— BEGIN Dataset records —

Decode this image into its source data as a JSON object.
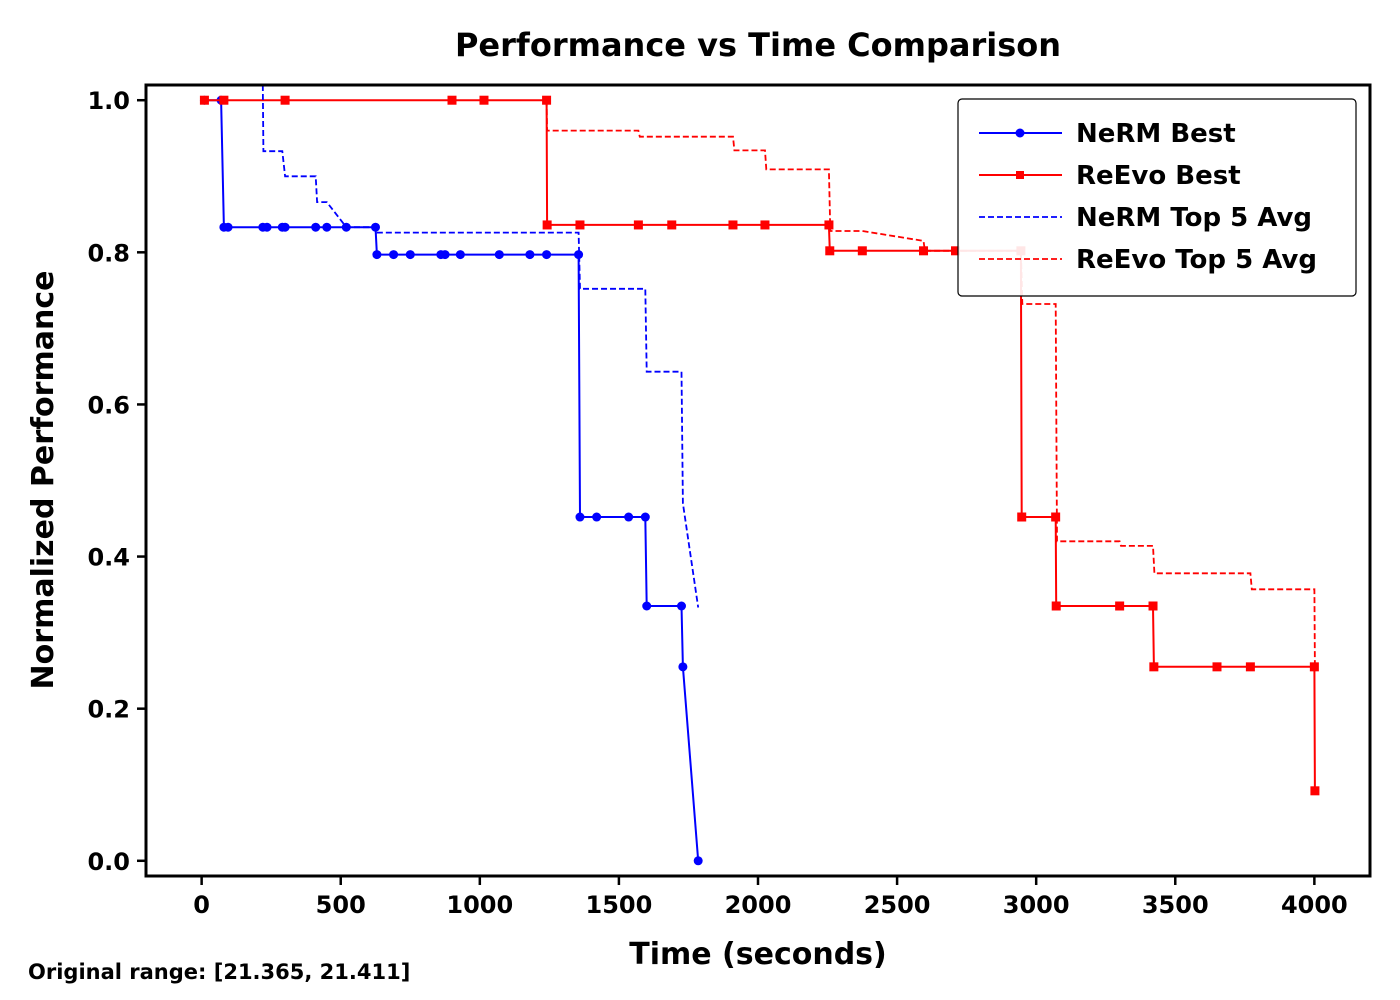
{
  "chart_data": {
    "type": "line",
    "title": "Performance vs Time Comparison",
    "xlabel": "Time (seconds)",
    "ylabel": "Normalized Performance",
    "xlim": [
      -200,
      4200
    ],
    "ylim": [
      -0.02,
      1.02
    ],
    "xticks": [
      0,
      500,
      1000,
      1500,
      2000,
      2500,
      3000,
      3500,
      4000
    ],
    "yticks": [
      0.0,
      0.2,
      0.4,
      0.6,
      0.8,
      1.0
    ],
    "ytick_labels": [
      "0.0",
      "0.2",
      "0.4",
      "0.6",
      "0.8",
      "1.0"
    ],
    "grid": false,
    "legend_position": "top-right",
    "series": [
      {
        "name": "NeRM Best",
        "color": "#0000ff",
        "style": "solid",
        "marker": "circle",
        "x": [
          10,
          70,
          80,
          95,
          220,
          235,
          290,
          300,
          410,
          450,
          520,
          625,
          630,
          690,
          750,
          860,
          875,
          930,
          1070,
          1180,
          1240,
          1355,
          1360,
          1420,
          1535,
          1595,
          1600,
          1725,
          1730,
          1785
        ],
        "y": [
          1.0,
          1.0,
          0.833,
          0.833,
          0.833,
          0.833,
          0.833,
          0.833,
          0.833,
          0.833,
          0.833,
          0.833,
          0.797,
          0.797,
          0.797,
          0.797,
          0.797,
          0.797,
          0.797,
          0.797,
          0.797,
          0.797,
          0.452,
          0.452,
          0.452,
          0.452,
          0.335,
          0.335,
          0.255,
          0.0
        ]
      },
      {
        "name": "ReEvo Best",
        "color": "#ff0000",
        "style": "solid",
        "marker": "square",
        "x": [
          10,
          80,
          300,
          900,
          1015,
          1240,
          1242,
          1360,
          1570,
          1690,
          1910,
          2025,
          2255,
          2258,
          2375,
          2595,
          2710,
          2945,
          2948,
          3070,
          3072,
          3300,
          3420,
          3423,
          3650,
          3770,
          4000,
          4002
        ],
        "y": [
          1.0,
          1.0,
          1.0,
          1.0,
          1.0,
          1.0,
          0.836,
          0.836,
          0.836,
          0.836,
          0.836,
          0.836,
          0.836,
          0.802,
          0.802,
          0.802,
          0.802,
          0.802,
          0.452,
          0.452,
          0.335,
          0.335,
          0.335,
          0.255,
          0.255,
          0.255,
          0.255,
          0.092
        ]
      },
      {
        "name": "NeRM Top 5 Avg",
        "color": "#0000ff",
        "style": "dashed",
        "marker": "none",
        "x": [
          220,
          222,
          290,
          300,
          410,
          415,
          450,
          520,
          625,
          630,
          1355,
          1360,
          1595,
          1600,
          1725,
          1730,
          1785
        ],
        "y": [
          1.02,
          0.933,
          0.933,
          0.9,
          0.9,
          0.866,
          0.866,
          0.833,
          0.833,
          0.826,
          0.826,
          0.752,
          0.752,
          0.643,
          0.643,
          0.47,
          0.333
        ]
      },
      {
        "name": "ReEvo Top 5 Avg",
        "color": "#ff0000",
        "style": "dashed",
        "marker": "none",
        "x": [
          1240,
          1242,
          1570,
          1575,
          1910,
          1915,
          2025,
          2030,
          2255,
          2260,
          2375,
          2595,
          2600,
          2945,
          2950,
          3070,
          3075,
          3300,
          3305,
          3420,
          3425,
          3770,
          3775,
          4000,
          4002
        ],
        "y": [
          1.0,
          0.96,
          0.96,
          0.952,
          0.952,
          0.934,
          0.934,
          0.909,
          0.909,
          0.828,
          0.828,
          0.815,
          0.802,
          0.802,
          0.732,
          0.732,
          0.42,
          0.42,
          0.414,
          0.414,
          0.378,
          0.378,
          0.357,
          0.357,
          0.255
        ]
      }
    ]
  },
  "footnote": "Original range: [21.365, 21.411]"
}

— END Dataset records —

Aim. Reproduce every line of the material precisely, omitting its pictures.

Exercise response.
Decode this image into its source data as a JSON object.
{
  "chart_data": {
    "type": "line",
    "title": "Performance vs Time Comparison",
    "xlabel": "Time (seconds)",
    "ylabel": "Normalized Performance",
    "xlim": [
      -200,
      4200
    ],
    "ylim": [
      -0.02,
      1.02
    ],
    "xticks": [
      0,
      500,
      1000,
      1500,
      2000,
      2500,
      3000,
      3500,
      4000
    ],
    "yticks": [
      0.0,
      0.2,
      0.4,
      0.6,
      0.8,
      1.0
    ],
    "ytick_labels": [
      "0.0",
      "0.2",
      "0.4",
      "0.6",
      "0.8",
      "1.0"
    ],
    "grid": false,
    "legend_position": "top-right",
    "series": [
      {
        "name": "NeRM Best",
        "color": "#0000ff",
        "style": "solid",
        "marker": "circle",
        "x": [
          10,
          70,
          80,
          95,
          220,
          235,
          290,
          300,
          410,
          450,
          520,
          625,
          630,
          690,
          750,
          860,
          875,
          930,
          1070,
          1180,
          1240,
          1355,
          1360,
          1420,
          1535,
          1595,
          1600,
          1725,
          1730,
          1785
        ],
        "y": [
          1.0,
          1.0,
          0.833,
          0.833,
          0.833,
          0.833,
          0.833,
          0.833,
          0.833,
          0.833,
          0.833,
          0.833,
          0.797,
          0.797,
          0.797,
          0.797,
          0.797,
          0.797,
          0.797,
          0.797,
          0.797,
          0.797,
          0.452,
          0.452,
          0.452,
          0.452,
          0.335,
          0.335,
          0.255,
          0.0
        ]
      },
      {
        "name": "ReEvo Best",
        "color": "#ff0000",
        "style": "solid",
        "marker": "square",
        "x": [
          10,
          80,
          300,
          900,
          1015,
          1240,
          1242,
          1360,
          1570,
          1690,
          1910,
          2025,
          2255,
          2258,
          2375,
          2595,
          2710,
          2945,
          2948,
          3070,
          3072,
          3300,
          3420,
          3423,
          3650,
          3770,
          4000,
          4002
        ],
        "y": [
          1.0,
          1.0,
          1.0,
          1.0,
          1.0,
          1.0,
          0.836,
          0.836,
          0.836,
          0.836,
          0.836,
          0.836,
          0.836,
          0.802,
          0.802,
          0.802,
          0.802,
          0.802,
          0.452,
          0.452,
          0.335,
          0.335,
          0.335,
          0.255,
          0.255,
          0.255,
          0.255,
          0.092
        ]
      },
      {
        "name": "NeRM Top 5 Avg",
        "color": "#0000ff",
        "style": "dashed",
        "marker": "none",
        "x": [
          220,
          222,
          290,
          300,
          410,
          415,
          450,
          520,
          625,
          630,
          1355,
          1360,
          1595,
          1600,
          1725,
          1730,
          1785
        ],
        "y": [
          1.02,
          0.933,
          0.933,
          0.9,
          0.9,
          0.866,
          0.866,
          0.833,
          0.833,
          0.826,
          0.826,
          0.752,
          0.752,
          0.643,
          0.643,
          0.47,
          0.333
        ]
      },
      {
        "name": "ReEvo Top 5 Avg",
        "color": "#ff0000",
        "style": "dashed",
        "marker": "none",
        "x": [
          1240,
          1242,
          1570,
          1575,
          1910,
          1915,
          2025,
          2030,
          2255,
          2260,
          2375,
          2595,
          2600,
          2945,
          2950,
          3070,
          3075,
          3300,
          3305,
          3420,
          3425,
          3770,
          3775,
          4000,
          4002
        ],
        "y": [
          1.0,
          0.96,
          0.96,
          0.952,
          0.952,
          0.934,
          0.934,
          0.909,
          0.909,
          0.828,
          0.828,
          0.815,
          0.802,
          0.802,
          0.732,
          0.732,
          0.42,
          0.42,
          0.414,
          0.414,
          0.378,
          0.378,
          0.357,
          0.357,
          0.255
        ]
      }
    ]
  },
  "footnote": "Original range: [21.365, 21.411]"
}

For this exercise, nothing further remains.